:: What the exercise asks ::
Write out the full set of records exactly. Any pictures in them do not belong in the copy.

:: Given data ::
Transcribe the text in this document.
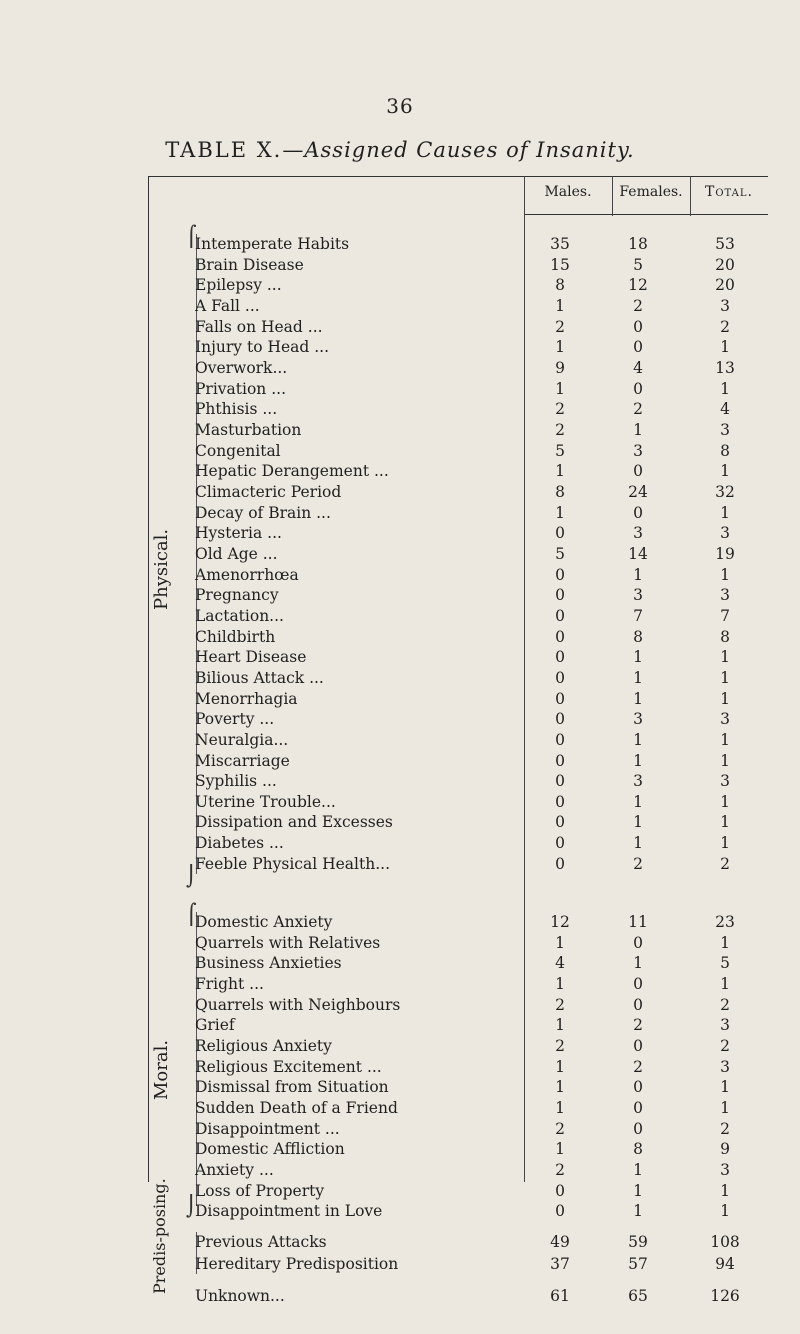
36
TABLE X.—Assigned Causes of Insanity.
Males.	Females.	Total.
⌠
⌡
⌠
⌡
Physical.
Moral.
Predis-posing.
Intemperate Habits	35	18	53
Brain Disease	15	5	20
Epilepsy ...	8	12	20
A Fall ...	1	2	3
Falls on Head ...	2	0	2
Injury to Head ...	1	0	1
Overwork...	9	4	13
Privation ...	1	0	1
Phthisis ...	2	2	4
Masturbation	2	1	3
Congenital	5	3	8
Hepatic Derangement ...	1	0	1
Climacteric Period	8	24	32
Decay of Brain ...	1	0	1
Hysteria ...	0	3	3
Old Age ...	5	14	19
Amenorrhœa	0	1	1
Pregnancy	0	3	3
Lactation...	0	7	7
Childbirth	0	8	8
Heart Disease	0	1	1
Bilious Attack ...	0	1	1
Menorrhagia	0	1	1
Poverty ...	0	3	3
Neuralgia...	0	1	1
Miscarriage	0	1	1
Syphilis ...	0	3	3
Uterine Trouble...	0	1	1
Dissipation and Excesses	0	1	1
Diabetes ...	0	1	1
Feeble Physical Health...	0	2	2
Domestic Anxiety	12	11	23
Quarrels with Relatives	1	0	1
Business Anxieties	4	1	5
Fright ...	1	0	1
Quarrels with Neighbours	2	0	2
Grief	1	2	3
Religious Anxiety	2	0	2
Religious Excitement ...	1	2	3
Dismissal from Situation	1	0	1
Sudden Death of a Friend	1	0	1
Disappointment ...	2	0	2
Domestic Affliction	1	8	9
Anxiety ...	2	1	3
Loss of Property	0	1	1
Disappointment in Love	0	1	1
Previous Attacks	49	59	108
Hereditary Predisposition	37	57	94
Unknown...	61	65	126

:: Reply to the task ::
Transcribe the text in this document.
36
TABLE X.—Assigned Causes of Insanity.
Males.	Females.	Total.
⌠
⌡
⌠
⌡
Physical.
Moral.
Predis-posing.
Intemperate Habits	35	18	53
Brain Disease	15	5	20
Epilepsy ...	8	12	20
A Fall ...	1	2	3
Falls on Head ...	2	0	2
Injury to Head ...	1	0	1
Overwork...	9	4	13
Privation ...	1	0	1
Phthisis ...	2	2	4
Masturbation	2	1	3
Congenital	5	3	8
Hepatic Derangement ...	1	0	1
Climacteric Period	8	24	32
Decay of Brain ...	1	0	1
Hysteria ...	0	3	3
Old Age ...	5	14	19
Amenorrhœa	0	1	1
Pregnancy	0	3	3
Lactation...	0	7	7
Childbirth	0	8	8
Heart Disease	0	1	1
Bilious Attack ...	0	1	1
Menorrhagia	0	1	1
Poverty ...	0	3	3
Neuralgia...	0	1	1
Miscarriage	0	1	1
Syphilis ...	0	3	3
Uterine Trouble...	0	1	1
Dissipation and Excesses	0	1	1
Diabetes ...	0	1	1
Feeble Physical Health...	0	2	2
Domestic Anxiety	12	11	23
Quarrels with Relatives	1	0	1
Business Anxieties	4	1	5
Fright ...	1	0	1
Quarrels with Neighbours	2	0	2
Grief	1	2	3
Religious Anxiety	2	0	2
Religious Excitement ...	1	2	3
Dismissal from Situation	1	0	1
Sudden Death of a Friend	1	0	1
Disappointment ...	2	0	2
Domestic Affliction	1	8	9
Anxiety ...	2	1	3
Loss of Property	0	1	1
Disappointment in Love	0	1	1
Previous Attacks	49	59	108
Hereditary Predisposition	37	57	94
Unknown...	61	65	126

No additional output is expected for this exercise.